-- start INFORMATION PROVIDED --

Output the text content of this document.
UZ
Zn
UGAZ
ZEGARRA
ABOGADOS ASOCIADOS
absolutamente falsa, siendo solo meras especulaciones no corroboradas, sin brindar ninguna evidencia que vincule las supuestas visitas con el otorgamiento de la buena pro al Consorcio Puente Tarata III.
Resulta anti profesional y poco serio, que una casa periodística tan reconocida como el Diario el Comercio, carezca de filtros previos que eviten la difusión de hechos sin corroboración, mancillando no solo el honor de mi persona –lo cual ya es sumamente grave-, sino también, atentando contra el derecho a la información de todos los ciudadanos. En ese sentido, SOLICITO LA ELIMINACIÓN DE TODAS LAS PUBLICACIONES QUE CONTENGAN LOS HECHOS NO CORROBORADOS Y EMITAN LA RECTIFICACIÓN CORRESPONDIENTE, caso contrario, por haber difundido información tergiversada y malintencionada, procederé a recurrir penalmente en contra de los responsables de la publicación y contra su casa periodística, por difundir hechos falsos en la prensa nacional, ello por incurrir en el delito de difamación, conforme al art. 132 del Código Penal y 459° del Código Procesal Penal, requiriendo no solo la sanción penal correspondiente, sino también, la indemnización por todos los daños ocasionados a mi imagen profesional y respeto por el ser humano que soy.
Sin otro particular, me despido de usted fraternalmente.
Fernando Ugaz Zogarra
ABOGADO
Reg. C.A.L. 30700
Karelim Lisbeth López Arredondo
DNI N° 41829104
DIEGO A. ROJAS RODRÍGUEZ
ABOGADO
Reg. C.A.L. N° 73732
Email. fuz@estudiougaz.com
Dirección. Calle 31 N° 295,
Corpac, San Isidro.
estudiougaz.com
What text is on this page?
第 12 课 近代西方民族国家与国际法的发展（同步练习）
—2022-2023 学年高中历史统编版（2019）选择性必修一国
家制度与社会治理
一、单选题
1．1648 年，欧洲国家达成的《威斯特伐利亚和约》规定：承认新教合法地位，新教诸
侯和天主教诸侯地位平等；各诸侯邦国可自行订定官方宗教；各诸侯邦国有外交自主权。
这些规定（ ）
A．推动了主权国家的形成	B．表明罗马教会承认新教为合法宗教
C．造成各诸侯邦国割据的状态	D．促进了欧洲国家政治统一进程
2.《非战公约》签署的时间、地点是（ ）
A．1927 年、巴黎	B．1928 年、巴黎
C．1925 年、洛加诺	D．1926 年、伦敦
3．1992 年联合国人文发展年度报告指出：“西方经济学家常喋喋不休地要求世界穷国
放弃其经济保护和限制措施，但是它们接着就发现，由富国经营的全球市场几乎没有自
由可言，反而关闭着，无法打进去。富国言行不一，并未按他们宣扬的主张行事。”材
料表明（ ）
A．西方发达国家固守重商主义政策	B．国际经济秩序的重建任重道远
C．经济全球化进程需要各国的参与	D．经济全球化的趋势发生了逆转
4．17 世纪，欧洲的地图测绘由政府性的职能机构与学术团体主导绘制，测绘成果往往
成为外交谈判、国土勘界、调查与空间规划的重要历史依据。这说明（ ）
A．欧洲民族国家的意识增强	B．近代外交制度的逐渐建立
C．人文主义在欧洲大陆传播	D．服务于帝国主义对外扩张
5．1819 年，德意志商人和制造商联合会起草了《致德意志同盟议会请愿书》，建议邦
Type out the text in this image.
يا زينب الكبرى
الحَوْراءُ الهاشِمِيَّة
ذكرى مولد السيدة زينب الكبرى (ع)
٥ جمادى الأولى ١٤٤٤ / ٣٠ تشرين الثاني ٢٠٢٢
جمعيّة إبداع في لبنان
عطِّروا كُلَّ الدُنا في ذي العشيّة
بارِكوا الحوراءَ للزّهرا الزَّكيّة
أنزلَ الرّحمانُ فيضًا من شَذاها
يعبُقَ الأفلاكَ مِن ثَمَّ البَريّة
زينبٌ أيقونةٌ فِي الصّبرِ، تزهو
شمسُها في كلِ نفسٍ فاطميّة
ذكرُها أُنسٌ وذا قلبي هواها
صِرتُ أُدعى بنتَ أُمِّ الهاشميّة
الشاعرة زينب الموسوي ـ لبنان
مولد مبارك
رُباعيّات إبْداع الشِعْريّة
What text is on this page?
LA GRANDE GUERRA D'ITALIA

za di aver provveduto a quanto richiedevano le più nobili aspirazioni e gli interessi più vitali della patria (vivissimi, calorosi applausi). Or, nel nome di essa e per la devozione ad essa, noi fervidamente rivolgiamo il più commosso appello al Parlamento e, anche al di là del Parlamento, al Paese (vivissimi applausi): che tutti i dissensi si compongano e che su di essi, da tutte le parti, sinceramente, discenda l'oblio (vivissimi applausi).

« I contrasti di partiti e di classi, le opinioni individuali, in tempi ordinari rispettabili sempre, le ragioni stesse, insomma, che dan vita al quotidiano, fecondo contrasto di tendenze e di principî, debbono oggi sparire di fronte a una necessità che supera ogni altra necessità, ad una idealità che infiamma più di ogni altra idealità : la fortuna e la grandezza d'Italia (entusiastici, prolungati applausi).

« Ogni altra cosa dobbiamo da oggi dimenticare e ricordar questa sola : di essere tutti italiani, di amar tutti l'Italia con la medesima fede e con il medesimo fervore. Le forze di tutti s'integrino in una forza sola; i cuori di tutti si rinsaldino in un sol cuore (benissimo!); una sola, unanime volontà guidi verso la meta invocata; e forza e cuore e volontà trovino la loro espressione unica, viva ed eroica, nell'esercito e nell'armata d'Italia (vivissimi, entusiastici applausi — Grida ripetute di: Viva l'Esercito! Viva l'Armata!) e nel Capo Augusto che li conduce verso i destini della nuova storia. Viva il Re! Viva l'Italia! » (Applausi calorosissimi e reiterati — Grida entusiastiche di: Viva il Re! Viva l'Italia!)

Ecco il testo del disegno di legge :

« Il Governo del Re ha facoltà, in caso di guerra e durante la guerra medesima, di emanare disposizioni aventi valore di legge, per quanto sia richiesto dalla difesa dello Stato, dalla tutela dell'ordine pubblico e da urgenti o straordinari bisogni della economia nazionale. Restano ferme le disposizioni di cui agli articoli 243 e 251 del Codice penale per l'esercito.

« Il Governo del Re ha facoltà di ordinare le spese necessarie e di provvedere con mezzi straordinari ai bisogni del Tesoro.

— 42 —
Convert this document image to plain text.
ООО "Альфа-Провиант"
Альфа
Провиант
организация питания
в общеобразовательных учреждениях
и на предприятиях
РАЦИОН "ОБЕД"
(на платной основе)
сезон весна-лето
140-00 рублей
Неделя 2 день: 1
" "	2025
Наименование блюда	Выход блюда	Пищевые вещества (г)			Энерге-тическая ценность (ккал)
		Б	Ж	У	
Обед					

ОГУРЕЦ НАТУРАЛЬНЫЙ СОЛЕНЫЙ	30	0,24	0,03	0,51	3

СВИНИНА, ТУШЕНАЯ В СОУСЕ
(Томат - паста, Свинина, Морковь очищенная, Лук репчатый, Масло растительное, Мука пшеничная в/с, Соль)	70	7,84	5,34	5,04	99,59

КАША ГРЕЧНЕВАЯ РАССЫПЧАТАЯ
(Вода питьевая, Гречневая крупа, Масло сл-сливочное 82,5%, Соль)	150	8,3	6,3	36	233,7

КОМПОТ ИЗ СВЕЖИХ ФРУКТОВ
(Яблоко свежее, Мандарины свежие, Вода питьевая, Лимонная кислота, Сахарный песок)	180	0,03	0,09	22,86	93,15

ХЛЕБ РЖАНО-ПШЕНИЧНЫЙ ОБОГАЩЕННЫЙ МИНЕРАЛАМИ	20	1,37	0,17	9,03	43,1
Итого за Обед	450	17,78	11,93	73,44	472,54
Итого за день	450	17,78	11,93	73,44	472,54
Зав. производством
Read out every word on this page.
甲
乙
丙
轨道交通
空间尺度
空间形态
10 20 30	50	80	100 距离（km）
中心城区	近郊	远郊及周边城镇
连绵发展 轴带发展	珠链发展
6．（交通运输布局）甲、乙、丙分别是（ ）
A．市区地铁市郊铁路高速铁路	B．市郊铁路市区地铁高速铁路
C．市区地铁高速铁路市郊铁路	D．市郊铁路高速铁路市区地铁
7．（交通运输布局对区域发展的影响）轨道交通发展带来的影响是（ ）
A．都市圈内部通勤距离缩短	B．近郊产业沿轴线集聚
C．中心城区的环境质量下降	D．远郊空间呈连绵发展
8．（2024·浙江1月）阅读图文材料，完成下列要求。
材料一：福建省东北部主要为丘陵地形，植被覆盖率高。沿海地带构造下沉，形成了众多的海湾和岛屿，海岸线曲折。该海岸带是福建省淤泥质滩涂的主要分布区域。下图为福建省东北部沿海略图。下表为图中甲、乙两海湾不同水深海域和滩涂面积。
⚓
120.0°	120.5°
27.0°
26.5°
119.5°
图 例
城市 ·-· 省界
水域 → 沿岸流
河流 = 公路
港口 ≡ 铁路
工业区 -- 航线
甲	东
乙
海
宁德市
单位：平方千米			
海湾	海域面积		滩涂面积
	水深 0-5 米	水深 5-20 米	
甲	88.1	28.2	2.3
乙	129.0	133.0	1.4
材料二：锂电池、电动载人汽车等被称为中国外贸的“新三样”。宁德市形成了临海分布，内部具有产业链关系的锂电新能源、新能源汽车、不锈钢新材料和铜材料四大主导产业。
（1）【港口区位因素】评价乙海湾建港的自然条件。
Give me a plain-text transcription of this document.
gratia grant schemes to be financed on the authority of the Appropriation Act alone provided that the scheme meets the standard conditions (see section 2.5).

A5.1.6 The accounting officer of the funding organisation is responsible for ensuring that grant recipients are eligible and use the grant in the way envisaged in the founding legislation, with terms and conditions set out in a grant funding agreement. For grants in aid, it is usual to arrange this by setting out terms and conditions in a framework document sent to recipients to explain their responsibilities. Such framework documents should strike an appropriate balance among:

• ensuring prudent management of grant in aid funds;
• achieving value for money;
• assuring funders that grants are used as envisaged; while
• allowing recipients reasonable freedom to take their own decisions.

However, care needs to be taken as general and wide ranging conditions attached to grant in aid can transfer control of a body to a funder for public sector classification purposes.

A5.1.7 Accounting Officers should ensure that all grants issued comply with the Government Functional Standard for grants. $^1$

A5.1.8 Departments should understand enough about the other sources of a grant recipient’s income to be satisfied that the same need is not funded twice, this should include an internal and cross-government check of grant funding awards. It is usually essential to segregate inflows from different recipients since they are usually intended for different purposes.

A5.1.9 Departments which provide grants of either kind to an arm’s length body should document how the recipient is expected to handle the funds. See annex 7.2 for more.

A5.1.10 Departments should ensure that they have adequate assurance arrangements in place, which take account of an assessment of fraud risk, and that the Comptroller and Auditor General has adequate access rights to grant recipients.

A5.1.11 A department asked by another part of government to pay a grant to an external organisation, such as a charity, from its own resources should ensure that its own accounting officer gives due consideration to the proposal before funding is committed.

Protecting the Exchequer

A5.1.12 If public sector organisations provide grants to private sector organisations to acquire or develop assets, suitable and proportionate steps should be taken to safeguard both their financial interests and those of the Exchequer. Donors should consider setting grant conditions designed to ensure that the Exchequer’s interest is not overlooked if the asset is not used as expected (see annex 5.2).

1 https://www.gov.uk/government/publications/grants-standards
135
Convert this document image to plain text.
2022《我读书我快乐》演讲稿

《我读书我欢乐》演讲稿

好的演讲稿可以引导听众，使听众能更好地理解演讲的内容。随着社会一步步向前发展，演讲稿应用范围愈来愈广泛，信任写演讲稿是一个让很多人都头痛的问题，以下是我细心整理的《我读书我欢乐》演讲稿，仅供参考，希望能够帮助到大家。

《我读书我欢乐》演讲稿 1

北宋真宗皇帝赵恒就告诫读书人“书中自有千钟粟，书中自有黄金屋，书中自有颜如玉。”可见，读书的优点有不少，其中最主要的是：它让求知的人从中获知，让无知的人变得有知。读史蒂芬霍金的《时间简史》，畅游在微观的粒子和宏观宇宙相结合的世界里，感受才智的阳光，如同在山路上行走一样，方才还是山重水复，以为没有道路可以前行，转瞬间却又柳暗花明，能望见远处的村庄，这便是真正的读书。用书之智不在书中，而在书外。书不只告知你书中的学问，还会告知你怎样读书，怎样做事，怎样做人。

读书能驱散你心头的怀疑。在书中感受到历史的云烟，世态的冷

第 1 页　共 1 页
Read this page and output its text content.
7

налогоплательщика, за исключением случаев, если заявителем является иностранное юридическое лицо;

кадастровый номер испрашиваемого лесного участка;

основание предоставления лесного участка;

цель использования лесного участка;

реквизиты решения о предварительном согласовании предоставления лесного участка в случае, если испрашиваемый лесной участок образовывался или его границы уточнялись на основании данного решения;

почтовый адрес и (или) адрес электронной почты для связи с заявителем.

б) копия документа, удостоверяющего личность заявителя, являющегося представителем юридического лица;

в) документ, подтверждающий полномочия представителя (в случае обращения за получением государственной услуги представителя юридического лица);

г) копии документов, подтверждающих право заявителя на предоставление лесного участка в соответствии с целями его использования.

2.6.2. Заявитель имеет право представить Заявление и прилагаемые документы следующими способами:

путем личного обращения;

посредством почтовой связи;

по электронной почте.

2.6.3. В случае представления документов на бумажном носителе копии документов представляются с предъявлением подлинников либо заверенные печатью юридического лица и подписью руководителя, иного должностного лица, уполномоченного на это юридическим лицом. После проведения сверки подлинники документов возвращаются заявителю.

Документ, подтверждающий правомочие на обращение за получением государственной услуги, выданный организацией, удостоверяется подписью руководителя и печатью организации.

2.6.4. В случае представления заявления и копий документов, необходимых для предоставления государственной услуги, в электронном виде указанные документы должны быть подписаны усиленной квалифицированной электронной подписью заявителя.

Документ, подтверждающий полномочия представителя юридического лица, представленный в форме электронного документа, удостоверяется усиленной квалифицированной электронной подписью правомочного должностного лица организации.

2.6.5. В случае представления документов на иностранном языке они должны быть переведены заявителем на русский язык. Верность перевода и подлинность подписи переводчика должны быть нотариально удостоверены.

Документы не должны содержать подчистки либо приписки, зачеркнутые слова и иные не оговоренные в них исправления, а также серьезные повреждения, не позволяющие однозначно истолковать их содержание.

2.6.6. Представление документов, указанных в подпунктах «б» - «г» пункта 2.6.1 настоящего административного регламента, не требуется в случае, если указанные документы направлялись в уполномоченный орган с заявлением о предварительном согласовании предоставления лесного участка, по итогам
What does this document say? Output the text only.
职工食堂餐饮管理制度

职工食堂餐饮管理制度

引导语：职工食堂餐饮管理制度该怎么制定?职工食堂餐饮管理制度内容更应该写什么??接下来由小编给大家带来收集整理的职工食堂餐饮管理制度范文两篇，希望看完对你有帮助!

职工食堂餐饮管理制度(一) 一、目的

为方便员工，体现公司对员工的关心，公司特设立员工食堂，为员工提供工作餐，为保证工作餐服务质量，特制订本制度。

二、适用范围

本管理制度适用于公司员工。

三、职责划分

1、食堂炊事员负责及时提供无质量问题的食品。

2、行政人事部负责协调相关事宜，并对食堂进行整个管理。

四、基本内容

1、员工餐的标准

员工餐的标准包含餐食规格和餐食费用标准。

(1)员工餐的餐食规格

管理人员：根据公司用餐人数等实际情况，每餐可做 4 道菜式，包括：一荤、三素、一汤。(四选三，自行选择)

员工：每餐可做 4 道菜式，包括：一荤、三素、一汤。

-- end INFORMATION PROVIDED --

**AIM OF THE TASK:**
Examine the records and pull out every line where the string "день" occurs.

**ANSWER TO THIS TASK:**
Неделя 2 день: 1
Итого за день	450	17,78	11,93	73,44	472,54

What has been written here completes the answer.